■ Data entries:

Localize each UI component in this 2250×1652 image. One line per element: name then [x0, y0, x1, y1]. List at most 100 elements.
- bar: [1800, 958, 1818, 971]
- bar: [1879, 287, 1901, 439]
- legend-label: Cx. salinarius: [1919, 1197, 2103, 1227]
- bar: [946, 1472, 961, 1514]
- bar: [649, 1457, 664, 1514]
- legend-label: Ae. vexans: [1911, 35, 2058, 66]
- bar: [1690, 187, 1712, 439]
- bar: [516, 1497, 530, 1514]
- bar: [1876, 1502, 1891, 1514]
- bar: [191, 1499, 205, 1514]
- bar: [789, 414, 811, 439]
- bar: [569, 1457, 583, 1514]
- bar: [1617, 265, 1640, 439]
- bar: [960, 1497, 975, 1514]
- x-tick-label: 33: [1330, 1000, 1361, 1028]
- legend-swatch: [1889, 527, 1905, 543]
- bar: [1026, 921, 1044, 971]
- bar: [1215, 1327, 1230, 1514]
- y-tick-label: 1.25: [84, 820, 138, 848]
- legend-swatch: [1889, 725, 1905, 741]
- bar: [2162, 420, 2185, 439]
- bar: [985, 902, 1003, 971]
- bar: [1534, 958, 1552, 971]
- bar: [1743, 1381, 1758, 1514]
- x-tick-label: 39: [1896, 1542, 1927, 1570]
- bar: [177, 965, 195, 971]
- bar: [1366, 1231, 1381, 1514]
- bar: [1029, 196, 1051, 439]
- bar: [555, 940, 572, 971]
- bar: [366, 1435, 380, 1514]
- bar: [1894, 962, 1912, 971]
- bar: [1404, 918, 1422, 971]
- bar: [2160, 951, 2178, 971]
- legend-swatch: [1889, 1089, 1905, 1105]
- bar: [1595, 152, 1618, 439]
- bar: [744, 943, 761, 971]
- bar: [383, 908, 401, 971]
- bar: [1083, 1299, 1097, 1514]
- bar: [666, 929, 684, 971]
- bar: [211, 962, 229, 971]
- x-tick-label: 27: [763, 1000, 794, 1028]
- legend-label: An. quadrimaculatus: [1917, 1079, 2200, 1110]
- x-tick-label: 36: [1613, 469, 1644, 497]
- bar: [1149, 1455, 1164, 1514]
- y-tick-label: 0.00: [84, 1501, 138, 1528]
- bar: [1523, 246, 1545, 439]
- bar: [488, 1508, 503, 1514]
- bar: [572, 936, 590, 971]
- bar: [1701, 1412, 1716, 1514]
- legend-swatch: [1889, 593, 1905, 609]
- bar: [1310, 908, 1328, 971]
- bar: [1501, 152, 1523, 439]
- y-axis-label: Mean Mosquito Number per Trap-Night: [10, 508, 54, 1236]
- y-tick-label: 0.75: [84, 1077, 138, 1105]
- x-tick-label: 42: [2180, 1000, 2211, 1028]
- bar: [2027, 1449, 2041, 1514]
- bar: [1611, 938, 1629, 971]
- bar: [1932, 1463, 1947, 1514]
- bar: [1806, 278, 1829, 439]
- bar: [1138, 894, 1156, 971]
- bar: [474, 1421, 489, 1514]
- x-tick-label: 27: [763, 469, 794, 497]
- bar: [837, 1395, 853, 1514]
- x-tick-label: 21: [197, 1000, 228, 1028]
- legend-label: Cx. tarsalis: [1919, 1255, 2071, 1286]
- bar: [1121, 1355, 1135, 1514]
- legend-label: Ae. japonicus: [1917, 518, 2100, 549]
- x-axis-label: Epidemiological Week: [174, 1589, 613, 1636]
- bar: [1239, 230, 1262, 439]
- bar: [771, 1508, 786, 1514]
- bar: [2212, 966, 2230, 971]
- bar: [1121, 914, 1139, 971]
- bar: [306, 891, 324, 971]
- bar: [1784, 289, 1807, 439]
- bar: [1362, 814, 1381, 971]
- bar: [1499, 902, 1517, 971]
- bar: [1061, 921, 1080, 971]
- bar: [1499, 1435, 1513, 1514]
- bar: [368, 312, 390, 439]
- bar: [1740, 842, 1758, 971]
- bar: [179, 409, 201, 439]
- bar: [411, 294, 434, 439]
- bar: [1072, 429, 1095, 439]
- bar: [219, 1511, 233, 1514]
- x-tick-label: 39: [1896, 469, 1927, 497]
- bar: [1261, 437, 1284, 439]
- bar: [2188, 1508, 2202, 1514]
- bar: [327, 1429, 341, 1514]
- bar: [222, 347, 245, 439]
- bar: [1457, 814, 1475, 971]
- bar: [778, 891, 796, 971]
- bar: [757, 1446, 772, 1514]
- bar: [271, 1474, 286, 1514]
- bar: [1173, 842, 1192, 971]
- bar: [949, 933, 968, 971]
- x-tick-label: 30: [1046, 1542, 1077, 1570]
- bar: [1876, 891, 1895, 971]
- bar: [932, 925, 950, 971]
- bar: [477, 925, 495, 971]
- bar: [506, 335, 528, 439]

■ Objective:
Recast every line of the data above as a numbered list, dropping any blank lines.

■ Task result:
1. Localize each UI component in this 2250×1652 image. One line per element: name then [x0, y0, x1, y1]. List at most 100 elements.
2. - bar: [1800, 958, 1818, 971]
3. - bar: [1879, 287, 1901, 439]
4. - legend-label: Cx. salinarius: [1919, 1197, 2103, 1227]
5. - bar: [946, 1472, 961, 1514]
6. - bar: [649, 1457, 664, 1514]
7. - legend-label: Ae. vexans: [1911, 35, 2058, 66]
8. - bar: [1690, 187, 1712, 439]
9. - bar: [516, 1497, 530, 1514]
10. - bar: [1876, 1502, 1891, 1514]
11. - bar: [191, 1499, 205, 1514]
12. - bar: [789, 414, 811, 439]
13. - bar: [569, 1457, 583, 1514]
14. - bar: [1617, 265, 1640, 439]
15. - bar: [960, 1497, 975, 1514]
16. - x-tick-label: 33: [1330, 1000, 1361, 1028]
17. - legend-swatch: [1889, 527, 1905, 543]
18. - bar: [1026, 921, 1044, 971]
19. - bar: [1215, 1327, 1230, 1514]
20. - y-tick-label: 1.25: [84, 820, 138, 848]
21. - legend-swatch: [1889, 725, 1905, 741]
22. - bar: [2162, 420, 2185, 439]
23. - bar: [985, 902, 1003, 971]
24. - bar: [1534, 958, 1552, 971]
25. - bar: [1743, 1381, 1758, 1514]
26. - x-tick-label: 39: [1896, 1542, 1927, 1570]
27. - bar: [177, 965, 195, 971]
28. - bar: [1366, 1231, 1381, 1514]
29. - bar: [1029, 196, 1051, 439]
30. - bar: [555, 940, 572, 971]
31. - bar: [366, 1435, 380, 1514]
32. - bar: [1894, 962, 1912, 971]
33. - bar: [1404, 918, 1422, 971]
34. - bar: [2160, 951, 2178, 971]
35. - legend-swatch: [1889, 1089, 1905, 1105]
36. - bar: [1595, 152, 1618, 439]
37. - bar: [744, 943, 761, 971]
38. - bar: [383, 908, 401, 971]
39. - bar: [1083, 1299, 1097, 1514]
40. - bar: [666, 929, 684, 971]
41. - bar: [211, 962, 229, 971]
42. - x-tick-label: 27: [763, 1000, 794, 1028]
43. - legend-label: An. quadrimaculatus: [1917, 1079, 2200, 1110]
44. - x-tick-label: 36: [1613, 469, 1644, 497]
45. - bar: [1149, 1455, 1164, 1514]
46. - y-tick-label: 0.00: [84, 1501, 138, 1528]
47. - bar: [1523, 246, 1545, 439]
48. - bar: [488, 1508, 503, 1514]
49. - bar: [572, 936, 590, 971]
50. - bar: [1701, 1412, 1716, 1514]
51. - legend-swatch: [1889, 593, 1905, 609]
52. - bar: [1310, 908, 1328, 971]
53. - bar: [1501, 152, 1523, 439]
54. - y-axis-label: Mean Mosquito Number per Trap-Night: [10, 508, 54, 1236]
55. - y-tick-label: 0.75: [84, 1077, 138, 1105]
56. - x-tick-label: 42: [2180, 1000, 2211, 1028]
57. - bar: [2027, 1449, 2041, 1514]
58. - bar: [1611, 938, 1629, 971]
59. - bar: [1932, 1463, 1947, 1514]
60. - bar: [1806, 278, 1829, 439]
61. - bar: [1138, 894, 1156, 971]
62. - bar: [474, 1421, 489, 1514]
63. - x-tick-label: 27: [763, 469, 794, 497]
64. - bar: [837, 1395, 853, 1514]
65. - x-tick-label: 21: [197, 1000, 228, 1028]
66. - legend-label: Cx. tarsalis: [1919, 1255, 2071, 1286]
67. - bar: [1121, 1355, 1135, 1514]
68. - legend-label: Ae. japonicus: [1917, 518, 2100, 549]
69. - x-axis-label: Epidemiological Week: [174, 1589, 613, 1636]
70. - bar: [1239, 230, 1262, 439]
71. - bar: [771, 1508, 786, 1514]
72. - bar: [2212, 966, 2230, 971]
73. - bar: [1121, 914, 1139, 971]
74. - bar: [306, 891, 324, 971]
75. - bar: [1784, 289, 1807, 439]
76. - bar: [1362, 814, 1381, 971]
77. - bar: [1499, 902, 1517, 971]
78. - bar: [1061, 921, 1080, 971]
79. - bar: [1499, 1435, 1513, 1514]
80. - bar: [368, 312, 390, 439]
81. - bar: [1740, 842, 1758, 971]
82. - bar: [179, 409, 201, 439]
83. - bar: [411, 294, 434, 439]
84. - bar: [1072, 429, 1095, 439]
85. - bar: [219, 1511, 233, 1514]
86. - x-tick-label: 39: [1896, 469, 1927, 497]
87. - bar: [1261, 437, 1284, 439]
88. - bar: [2188, 1508, 2202, 1514]
89. - bar: [327, 1429, 341, 1514]
90. - bar: [222, 347, 245, 439]
91. - bar: [1457, 814, 1475, 971]
92. - bar: [778, 891, 796, 971]
93. - bar: [757, 1446, 772, 1514]
94. - bar: [271, 1474, 286, 1514]
95. - bar: [1173, 842, 1192, 971]
96. - bar: [949, 933, 968, 971]
97. - x-tick-label: 30: [1046, 1542, 1077, 1570]
98. - bar: [1876, 891, 1895, 971]
99. - bar: [932, 925, 950, 971]
100. - bar: [477, 925, 495, 971]
101. - bar: [506, 335, 528, 439]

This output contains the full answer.